*Exercise instructions*:
Answer these questions about the rolling block percentages step below, numbering your answers 1., 2., 3.:
1. From which month do the 2- to 5-month windows start?
2. What does the helper function turn into a readable label?
3. What is the helper function named in the R code?

--- Start of Selected extract ---

Step 4: Calculate Rolling Block Percentages

This is the core computation. For each district and year, the script:

  1. Retrieves the monthly values and calculates the annual total
  2. Computes the sum for each 2-, 3-, 4- and 5-month window starting from April
  3. Records the maximum block sum and the corresponding block label for each duration
  4. Expresses each block as a percentage of the annual total

A helper function converts start month and block length into a readable label.

  • R
get_month_label <- function(start_month, block_length) {
  month_abbr <- c("jan", "feb", "mar", "apr", "may", "jun", "jul", "aug",
                  "sep", "oct", "nov", "dec")
  months_in_block <- start_month:(start_month + block_length - 1)

--- End of Selected extract ---
--- Start of Supplied information ---

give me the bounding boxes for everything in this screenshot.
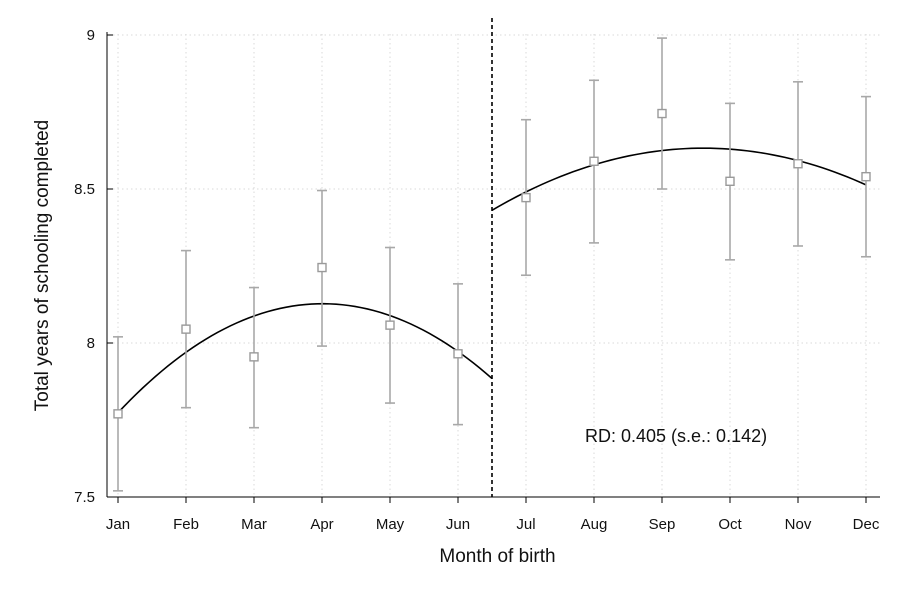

--- End of Supplied information ---

*Response to this exercise*:
1. April
2. The start month and the block length
3. get_month_label